When a JVM loads a class file, it gets one stream of bytecodes
for each method in the class. The bytecodes streams are stored in the method
area of the JVM. The bytecodes for a method are executed
when that method is invoked during the course of running the program. They
can be executed by intepretation, just-in-time compiling, or
any other technique that was chosen by the designer of a particular JVM.
A method's bytecode stream is a sequence of instructions for the Java virtual machine. Each instruction consists of a one-byte opcode followed by zero or more operands. The opcode indicates the action to take. If more information is required before the JVM can take the action, that information is encoded into one or more operands that immediately follow the opcode.

PROMPT: Extend the passage on JVM bytecode streams with the next part, starting right after its last sentence.

Layout annotation data
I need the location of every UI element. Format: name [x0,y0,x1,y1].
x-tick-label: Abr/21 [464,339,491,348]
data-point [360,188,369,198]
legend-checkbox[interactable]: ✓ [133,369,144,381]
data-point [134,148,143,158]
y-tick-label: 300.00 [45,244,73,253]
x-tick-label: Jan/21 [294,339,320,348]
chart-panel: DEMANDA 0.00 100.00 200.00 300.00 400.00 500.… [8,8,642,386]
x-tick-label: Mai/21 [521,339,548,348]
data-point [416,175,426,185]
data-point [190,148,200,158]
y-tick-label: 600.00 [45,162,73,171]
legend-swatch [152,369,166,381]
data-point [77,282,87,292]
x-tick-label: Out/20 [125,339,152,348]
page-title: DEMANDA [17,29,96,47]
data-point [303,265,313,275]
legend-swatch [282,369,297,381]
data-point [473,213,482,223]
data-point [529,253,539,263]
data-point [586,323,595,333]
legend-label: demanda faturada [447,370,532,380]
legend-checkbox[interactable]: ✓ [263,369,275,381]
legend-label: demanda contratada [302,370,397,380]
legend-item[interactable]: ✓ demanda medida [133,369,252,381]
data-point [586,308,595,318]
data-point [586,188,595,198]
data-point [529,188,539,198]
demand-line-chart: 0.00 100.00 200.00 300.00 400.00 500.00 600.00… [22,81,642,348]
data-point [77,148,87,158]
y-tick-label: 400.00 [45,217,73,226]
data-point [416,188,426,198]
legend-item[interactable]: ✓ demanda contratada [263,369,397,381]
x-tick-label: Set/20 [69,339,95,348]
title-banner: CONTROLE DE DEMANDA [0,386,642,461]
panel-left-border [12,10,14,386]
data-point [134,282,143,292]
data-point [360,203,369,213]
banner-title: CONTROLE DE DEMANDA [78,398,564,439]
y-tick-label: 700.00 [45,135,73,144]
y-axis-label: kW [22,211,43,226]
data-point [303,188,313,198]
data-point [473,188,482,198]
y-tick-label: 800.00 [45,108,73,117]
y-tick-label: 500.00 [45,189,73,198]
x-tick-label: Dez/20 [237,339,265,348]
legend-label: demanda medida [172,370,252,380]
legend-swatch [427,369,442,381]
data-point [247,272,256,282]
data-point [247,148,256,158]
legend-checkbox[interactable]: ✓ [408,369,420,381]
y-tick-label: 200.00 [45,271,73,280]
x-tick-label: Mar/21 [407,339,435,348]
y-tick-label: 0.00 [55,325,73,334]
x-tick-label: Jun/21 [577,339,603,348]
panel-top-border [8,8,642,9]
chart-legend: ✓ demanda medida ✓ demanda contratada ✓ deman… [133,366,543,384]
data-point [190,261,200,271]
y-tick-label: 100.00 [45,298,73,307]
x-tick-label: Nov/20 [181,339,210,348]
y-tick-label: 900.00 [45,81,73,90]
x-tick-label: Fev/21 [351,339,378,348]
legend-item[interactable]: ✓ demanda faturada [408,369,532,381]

RESULT FOR THIS EXERCISE:
Each type of opcode has a mnemonic. In the typical assembly language style, streams of Java bytecodes can be represented by their mnemonics followed by any operand values. For example, the following stream of bytecodes can be disassembled into mnemonics:
// Bytecode stream: 03 3b 84 00 01 1a 05 68 3b a7 ff f9// Disassembly: iconst_0 // 03 istore_0 // 3b iinc 0, 1 // 84 00 01 iload_0 // 1a iconst_2 // 05 imul // 68 istore_0 // 3b goto -7 // a7 ff f9
The bytecode instruction set was designed to be compact. All instructions, except two that deal with table jumping, are aligned on byte boundaries. The total number of opcodes is small enough so that opcodes occupy only one byte. This helps minimize the size of class files that may be traveling across networks before being loaded by a JVM. It also helps keep the size of the JVM implementation small.
All computation in the JVM centers on the stack. Because
the JVM has no registers for storing abitrary values,
everything must be pushed onto the stack before it can be used in a calculation.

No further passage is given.